Stored entries:

======

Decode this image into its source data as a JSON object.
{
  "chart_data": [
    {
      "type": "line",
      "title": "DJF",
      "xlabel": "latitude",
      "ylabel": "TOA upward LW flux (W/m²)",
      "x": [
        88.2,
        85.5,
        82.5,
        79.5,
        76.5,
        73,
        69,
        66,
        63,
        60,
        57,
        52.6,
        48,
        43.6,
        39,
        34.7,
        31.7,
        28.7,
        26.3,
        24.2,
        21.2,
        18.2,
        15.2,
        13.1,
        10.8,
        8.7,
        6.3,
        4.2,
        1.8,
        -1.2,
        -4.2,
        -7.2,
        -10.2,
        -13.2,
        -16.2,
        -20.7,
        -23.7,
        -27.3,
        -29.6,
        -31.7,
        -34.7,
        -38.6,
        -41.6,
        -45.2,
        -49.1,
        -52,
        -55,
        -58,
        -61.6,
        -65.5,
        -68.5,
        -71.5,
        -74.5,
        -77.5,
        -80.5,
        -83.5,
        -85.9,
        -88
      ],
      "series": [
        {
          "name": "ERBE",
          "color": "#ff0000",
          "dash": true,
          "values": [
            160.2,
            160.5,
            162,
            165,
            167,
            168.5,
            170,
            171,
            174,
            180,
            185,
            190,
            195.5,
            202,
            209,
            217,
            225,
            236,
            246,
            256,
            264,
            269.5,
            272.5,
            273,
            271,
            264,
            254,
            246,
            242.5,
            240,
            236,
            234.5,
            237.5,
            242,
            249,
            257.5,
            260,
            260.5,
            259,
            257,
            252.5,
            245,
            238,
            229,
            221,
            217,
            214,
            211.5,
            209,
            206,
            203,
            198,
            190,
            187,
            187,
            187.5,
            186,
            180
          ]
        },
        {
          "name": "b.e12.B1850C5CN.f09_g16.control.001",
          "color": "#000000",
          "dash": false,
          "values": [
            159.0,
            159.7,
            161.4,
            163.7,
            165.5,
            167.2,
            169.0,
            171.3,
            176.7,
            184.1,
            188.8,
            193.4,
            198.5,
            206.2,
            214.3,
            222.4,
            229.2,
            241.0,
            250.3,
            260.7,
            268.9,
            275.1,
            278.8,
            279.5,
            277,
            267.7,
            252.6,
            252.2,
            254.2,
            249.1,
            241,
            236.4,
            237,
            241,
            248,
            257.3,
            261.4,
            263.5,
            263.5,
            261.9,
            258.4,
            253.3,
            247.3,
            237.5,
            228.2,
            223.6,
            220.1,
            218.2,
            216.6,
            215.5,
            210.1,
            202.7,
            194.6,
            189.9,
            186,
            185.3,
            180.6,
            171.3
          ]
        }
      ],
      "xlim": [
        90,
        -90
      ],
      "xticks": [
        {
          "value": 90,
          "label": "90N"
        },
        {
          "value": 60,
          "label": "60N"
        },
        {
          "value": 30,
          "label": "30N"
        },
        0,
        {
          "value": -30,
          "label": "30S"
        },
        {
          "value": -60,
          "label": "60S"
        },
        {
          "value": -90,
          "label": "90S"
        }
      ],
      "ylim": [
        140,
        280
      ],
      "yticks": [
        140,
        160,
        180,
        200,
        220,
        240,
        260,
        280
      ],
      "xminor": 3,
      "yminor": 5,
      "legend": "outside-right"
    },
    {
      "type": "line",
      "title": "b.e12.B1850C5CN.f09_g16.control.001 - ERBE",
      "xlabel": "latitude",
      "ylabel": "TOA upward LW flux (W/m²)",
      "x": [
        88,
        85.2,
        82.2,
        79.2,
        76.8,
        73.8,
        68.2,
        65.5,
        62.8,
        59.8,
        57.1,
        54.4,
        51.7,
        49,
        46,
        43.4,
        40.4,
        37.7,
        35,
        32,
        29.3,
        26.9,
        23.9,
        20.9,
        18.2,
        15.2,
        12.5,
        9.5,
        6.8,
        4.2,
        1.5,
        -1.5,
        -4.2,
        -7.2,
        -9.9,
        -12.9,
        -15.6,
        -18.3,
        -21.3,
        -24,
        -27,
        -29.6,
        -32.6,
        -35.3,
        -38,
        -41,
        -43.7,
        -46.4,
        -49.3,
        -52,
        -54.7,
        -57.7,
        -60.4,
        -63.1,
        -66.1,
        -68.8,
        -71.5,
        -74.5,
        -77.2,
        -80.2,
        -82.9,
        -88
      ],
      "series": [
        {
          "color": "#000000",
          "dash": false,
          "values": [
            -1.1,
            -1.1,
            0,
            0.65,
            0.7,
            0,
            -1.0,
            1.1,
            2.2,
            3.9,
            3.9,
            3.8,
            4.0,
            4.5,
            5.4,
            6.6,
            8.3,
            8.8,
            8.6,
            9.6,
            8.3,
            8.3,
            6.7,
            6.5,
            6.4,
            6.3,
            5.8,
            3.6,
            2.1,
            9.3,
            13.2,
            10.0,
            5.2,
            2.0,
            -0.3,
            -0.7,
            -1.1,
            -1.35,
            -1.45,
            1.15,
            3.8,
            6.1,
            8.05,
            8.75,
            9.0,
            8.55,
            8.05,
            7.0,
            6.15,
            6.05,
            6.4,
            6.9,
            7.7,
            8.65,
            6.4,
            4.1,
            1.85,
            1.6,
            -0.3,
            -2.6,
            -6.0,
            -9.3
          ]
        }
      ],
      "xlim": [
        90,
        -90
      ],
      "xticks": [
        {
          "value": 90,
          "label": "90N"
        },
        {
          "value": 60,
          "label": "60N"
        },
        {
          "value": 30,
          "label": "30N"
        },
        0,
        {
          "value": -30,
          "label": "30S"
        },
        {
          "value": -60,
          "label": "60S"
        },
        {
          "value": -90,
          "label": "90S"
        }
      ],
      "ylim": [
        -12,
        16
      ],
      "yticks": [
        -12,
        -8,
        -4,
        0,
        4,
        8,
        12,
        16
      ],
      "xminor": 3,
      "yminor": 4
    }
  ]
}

======

What you have to do:
Give only the number of lines in the listing above that include the string "title".

Completed task:
2